▶ _Exercise brief_
Every record must be transcribed in its entirety, apart from the images, which are to be omitted.

▶ _Source material_
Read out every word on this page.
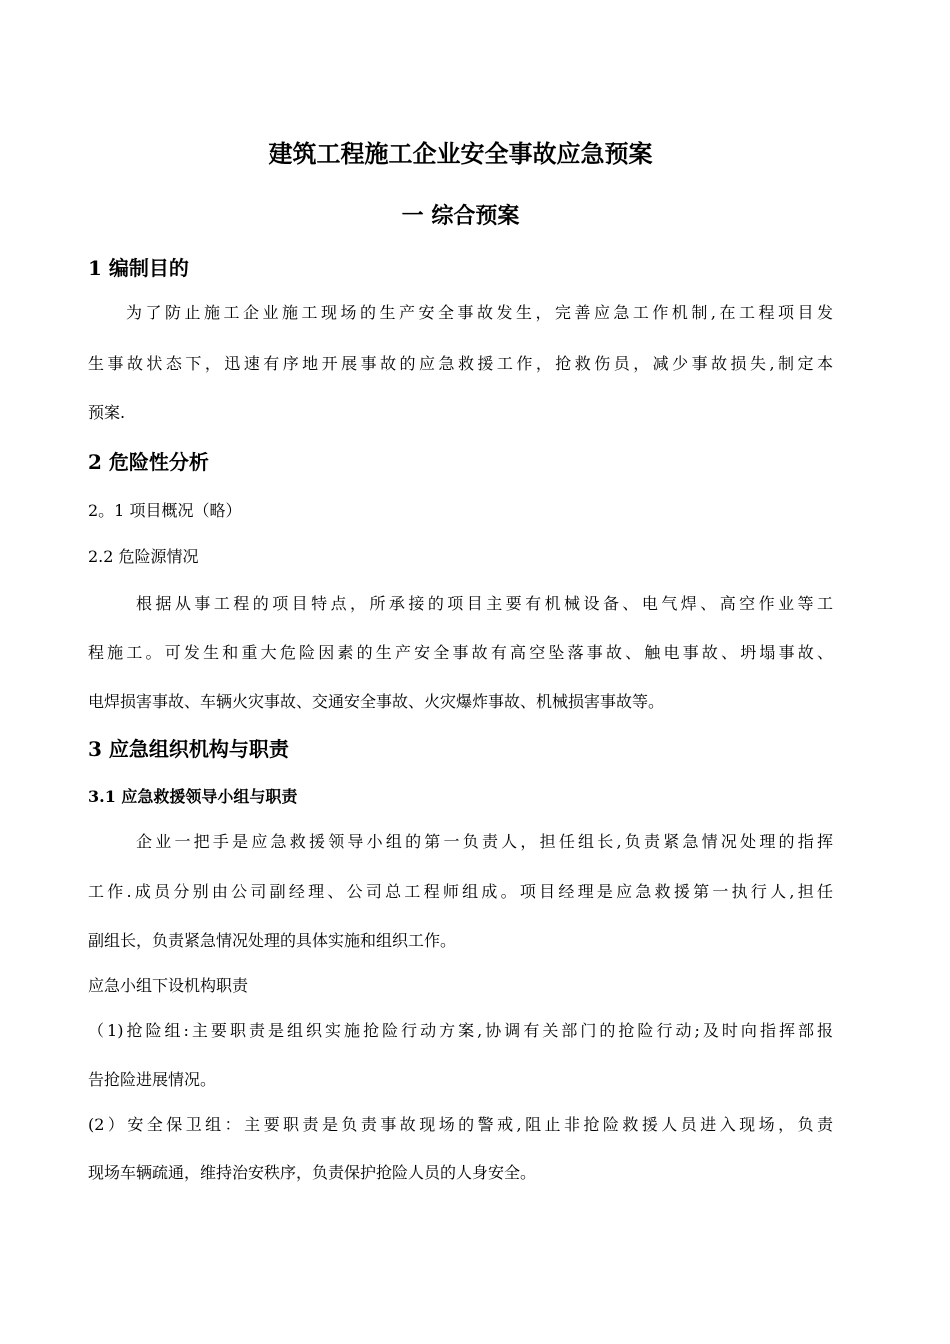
建筑工程施工企业安全事故应急预案
一 综合预案
1 编制目的
为了防止施工企业施工现场的生产安全事故发生，完善应急工作机制,在工程项目发
生事故状态下，迅速有序地开展事故的应急救援工作，抢救伤员，减少事故损失,制定本
预案.
2 危险性分析
2。1 项目概况（略）
2.2 危险源情况
根据从事工程的项目特点，所承接的项目主要有机械设备、电气焊、高空作业等工
程施工。可发生和重大危险因素的生产安全事故有高空坠落事故、触电事故、坍塌事故、
电焊损害事故、车辆火灾事故、交通安全事故、火灾爆炸事故、机械损害事故等。
3 应急组织机构与职责
3.1 应急救援领导小组与职责
企业一把手是应急救援领导小组的第一负责人，担任组长,负责紧急情况处理的指挥
工作.成员分别由公司副经理、公司总工程师组成。项目经理是应急救援第一执行人,担任
副组长，负责紧急情况处理的具体实施和组织工作。
应急小组下设机构职责
（1)抢险组:主要职责是组织实施抢险行动方案,协调有关部门的抢险行动;及时向指挥部报
告抢险进展情况。
(2）安全保卫组：主要职责是负责事故现场的警戒,阻止非抢险救援人员进入现场，负责
现场车辆疏通，维持治安秩序，负责保护抢险人员的人身安全。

▶ _Completed exercise_
Read out every word on this page.
建筑工程施工企业安全事故应急预案
一 综合预案
1 编制目的
为了防止施工企业施工现场的生产安全事故发生，完善应急工作机制,在工程项目发
生事故状态下，迅速有序地开展事故的应急救援工作，抢救伤员，减少事故损失,制定本
预案.
2 危险性分析
2。1 项目概况（略）
2.2 危险源情况
根据从事工程的项目特点，所承接的项目主要有机械设备、电气焊、高空作业等工
程施工。可发生和重大危险因素的生产安全事故有高空坠落事故、触电事故、坍塌事故、
电焊损害事故、车辆火灾事故、交通安全事故、火灾爆炸事故、机械损害事故等。
3 应急组织机构与职责
3.1 应急救援领导小组与职责
企业一把手是应急救援领导小组的第一负责人，担任组长,负责紧急情况处理的指挥
工作.成员分别由公司副经理、公司总工程师组成。项目经理是应急救援第一执行人,担任
副组长，负责紧急情况处理的具体实施和组织工作。
应急小组下设机构职责
（1)抢险组:主要职责是组织实施抢险行动方案,协调有关部门的抢险行动;及时向指挥部报
告抢险进展情况。
(2）安全保卫组：主要职责是负责事故现场的警戒,阻止非抢险救援人员进入现场，负责
现场车辆疏通，维持治安秩序，负责保护抢险人员的人身安全。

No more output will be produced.